▸ **EXERCISE MATERIALS**

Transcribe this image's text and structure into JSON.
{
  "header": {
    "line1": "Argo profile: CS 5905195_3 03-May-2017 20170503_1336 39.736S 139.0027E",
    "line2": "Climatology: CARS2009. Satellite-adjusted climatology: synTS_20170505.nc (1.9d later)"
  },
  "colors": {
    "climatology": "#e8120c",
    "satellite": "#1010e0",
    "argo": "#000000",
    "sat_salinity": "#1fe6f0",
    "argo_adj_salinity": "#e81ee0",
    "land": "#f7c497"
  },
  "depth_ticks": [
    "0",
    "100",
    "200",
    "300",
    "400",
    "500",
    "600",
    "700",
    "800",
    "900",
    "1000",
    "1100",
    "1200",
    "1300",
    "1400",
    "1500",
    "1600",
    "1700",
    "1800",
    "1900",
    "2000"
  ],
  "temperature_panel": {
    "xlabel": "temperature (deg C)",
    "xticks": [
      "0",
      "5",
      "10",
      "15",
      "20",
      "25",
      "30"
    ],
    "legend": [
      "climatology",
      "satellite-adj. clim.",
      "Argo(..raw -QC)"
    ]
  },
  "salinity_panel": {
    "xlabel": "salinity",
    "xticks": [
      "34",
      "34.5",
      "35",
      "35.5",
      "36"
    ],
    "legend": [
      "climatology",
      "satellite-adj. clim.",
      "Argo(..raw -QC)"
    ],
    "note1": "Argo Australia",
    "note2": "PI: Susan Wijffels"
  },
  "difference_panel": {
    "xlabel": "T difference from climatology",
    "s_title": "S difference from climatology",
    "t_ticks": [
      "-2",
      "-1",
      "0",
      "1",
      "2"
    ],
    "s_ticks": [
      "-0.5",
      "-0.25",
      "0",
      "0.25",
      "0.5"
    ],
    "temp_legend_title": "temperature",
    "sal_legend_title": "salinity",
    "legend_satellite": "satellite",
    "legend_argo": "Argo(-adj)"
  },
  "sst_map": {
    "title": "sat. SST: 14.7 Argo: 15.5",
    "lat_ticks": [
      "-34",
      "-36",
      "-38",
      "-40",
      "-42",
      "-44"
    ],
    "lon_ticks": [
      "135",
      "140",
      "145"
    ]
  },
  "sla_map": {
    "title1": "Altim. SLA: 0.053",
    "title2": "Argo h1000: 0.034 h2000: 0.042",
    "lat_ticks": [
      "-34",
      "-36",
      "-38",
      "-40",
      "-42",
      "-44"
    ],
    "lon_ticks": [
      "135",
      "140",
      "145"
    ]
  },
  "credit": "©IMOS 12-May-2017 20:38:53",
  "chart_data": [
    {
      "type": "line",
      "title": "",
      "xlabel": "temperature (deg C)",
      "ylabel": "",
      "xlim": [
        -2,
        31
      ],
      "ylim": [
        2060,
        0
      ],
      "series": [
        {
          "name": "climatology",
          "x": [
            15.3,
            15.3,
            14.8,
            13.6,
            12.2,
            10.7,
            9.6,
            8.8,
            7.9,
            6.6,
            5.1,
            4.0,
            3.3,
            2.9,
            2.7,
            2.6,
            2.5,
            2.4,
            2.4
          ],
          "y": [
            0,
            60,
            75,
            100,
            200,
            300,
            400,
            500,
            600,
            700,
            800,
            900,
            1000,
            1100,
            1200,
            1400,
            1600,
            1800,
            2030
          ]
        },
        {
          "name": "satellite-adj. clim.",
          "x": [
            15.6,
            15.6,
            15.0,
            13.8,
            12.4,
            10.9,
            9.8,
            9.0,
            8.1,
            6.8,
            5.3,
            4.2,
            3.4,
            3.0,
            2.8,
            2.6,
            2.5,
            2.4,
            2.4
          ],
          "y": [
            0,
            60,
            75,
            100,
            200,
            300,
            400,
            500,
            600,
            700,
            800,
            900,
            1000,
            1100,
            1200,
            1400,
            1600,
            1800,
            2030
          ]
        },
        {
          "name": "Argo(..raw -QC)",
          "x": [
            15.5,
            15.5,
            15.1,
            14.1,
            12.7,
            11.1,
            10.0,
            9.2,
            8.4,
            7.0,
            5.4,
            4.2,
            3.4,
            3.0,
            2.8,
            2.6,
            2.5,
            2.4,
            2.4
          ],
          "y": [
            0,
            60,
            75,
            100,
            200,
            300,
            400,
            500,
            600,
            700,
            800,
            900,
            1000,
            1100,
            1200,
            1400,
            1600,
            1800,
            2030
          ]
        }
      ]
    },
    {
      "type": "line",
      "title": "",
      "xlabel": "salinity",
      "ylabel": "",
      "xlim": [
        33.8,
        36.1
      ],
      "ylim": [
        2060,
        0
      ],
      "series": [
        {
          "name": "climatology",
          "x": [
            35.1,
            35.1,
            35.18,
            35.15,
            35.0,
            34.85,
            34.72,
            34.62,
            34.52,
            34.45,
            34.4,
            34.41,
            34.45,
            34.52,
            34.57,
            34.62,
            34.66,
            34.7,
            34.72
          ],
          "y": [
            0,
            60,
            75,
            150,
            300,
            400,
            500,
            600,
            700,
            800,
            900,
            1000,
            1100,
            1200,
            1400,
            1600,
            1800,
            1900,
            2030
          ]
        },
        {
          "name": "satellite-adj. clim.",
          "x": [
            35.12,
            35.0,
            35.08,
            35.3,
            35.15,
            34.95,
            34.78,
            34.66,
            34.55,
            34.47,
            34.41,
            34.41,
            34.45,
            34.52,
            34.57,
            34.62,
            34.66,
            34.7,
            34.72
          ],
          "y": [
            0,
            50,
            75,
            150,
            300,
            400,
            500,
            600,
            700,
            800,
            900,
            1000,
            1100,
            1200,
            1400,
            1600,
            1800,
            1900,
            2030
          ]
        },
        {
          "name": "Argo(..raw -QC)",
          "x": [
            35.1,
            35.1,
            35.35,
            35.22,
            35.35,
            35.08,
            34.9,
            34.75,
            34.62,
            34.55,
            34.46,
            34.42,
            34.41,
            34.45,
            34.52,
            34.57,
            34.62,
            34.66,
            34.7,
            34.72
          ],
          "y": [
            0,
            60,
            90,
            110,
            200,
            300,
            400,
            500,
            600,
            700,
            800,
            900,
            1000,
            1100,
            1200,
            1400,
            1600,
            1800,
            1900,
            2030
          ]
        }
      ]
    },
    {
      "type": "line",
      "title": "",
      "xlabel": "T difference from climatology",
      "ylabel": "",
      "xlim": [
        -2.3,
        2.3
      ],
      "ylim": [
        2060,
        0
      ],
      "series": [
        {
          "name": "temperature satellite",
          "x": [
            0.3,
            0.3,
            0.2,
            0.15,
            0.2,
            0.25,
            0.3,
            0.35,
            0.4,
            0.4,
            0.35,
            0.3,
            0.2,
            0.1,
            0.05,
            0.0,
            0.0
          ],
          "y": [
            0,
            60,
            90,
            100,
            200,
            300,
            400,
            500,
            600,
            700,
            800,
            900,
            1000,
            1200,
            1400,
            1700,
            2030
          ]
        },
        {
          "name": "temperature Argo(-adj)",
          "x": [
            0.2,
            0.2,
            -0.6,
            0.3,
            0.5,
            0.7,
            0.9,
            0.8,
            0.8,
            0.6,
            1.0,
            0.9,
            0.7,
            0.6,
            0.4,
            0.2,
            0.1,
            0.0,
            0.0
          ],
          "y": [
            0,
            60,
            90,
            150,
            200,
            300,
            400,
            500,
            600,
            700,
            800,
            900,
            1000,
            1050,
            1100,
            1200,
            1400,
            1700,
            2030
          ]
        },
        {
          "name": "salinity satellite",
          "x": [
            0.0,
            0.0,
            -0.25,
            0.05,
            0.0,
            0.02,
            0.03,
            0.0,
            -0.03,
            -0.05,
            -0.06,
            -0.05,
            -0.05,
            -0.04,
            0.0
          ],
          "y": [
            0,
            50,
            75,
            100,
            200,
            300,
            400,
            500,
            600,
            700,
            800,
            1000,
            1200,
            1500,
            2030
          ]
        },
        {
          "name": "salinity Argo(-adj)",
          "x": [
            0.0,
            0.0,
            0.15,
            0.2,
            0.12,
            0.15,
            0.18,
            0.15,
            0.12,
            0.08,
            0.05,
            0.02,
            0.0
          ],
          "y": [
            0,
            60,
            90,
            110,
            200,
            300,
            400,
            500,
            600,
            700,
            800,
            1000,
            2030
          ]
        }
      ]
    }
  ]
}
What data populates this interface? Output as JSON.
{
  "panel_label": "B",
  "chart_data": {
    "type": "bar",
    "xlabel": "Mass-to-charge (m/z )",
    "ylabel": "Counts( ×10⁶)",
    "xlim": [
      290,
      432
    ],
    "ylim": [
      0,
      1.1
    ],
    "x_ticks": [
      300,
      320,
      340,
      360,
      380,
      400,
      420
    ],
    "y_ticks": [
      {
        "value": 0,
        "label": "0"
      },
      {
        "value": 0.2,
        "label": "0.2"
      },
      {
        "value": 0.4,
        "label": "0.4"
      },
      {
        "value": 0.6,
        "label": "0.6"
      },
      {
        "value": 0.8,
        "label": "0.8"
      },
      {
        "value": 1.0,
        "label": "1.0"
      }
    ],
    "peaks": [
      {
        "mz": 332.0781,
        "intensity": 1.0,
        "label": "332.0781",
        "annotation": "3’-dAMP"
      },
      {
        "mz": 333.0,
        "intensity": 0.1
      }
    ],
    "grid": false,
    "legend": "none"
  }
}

▸ **WHAT THE TASK REQUIRES**
Copy each line above containing the string "from".

▸ **THE REPLY**
    "xlabel": "T difference from climatology",
    "s_title": "S difference from climatology",
      "xlabel": "T difference from climatology",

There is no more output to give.